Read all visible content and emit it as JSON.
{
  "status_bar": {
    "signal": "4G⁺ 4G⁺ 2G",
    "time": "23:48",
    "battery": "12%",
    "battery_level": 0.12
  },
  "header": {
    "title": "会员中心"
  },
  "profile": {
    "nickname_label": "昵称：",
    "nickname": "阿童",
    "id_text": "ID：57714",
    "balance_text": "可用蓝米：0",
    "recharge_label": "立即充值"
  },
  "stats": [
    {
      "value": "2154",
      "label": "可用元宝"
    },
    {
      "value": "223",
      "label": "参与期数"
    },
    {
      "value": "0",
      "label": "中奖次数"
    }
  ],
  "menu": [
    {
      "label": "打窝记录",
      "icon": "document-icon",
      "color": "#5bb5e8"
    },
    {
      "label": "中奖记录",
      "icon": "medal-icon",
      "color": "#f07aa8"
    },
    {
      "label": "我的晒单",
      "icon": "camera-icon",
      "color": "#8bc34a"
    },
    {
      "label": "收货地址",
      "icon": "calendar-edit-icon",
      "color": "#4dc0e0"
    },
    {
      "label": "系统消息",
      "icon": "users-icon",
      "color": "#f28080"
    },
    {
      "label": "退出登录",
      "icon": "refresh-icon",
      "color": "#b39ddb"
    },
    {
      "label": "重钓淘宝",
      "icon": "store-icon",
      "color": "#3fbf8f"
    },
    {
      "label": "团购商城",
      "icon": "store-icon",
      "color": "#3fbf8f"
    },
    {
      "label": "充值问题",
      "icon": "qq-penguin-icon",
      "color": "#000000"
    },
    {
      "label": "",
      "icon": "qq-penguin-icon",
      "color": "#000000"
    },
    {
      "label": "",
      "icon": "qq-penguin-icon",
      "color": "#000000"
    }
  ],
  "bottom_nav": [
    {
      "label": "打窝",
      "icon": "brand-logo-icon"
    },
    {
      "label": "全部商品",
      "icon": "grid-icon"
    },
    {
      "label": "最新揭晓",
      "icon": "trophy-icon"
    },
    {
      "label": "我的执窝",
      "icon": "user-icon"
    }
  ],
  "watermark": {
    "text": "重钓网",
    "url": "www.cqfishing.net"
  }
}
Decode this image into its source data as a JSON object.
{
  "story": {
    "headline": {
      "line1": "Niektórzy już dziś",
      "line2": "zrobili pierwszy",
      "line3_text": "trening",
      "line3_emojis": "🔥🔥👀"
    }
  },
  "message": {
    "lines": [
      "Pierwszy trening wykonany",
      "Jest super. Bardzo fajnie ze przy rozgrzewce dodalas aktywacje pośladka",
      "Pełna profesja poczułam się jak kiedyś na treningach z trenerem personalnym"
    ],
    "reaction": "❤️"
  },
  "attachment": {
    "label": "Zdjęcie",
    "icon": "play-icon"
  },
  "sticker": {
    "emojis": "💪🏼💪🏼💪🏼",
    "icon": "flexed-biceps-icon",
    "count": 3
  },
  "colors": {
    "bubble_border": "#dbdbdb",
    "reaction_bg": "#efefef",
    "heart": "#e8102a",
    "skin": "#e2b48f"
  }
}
_____
Write out again, unchanged, every line from the line containing "Decode this image" to the final line of the material above.

Decode this image into its source data as a JSON object.
{
  "story": {
    "headline": {
      "line1": "Niektórzy już dziś",
      "line2": "zrobili pierwszy",
      "line3_text": "trening",
      "line3_emojis": "🔥🔥👀"
    }
  },
  "message": {
    "lines": [
      "Pierwszy trening wykonany",
      "Jest super. Bardzo fajnie ze przy rozgrzewce dodalas aktywacje pośladka",
      "Pełna profesja poczułam się jak kiedyś na treningach z trenerem personalnym"
    ],
    "reaction": "❤️"
  },
  "attachment": {
    "label": "Zdjęcie",
    "icon": "play-icon"
  },
  "sticker": {
    "emojis": "💪🏼💪🏼💪🏼",
    "icon": "flexed-biceps-icon",
    "count": 3
  },
  "colors": {
    "bubble_border": "#dbdbdb",
    "reaction_bg": "#efefef",
    "heart": "#e8102a",
    "skin": "#e2b48f"
  }
}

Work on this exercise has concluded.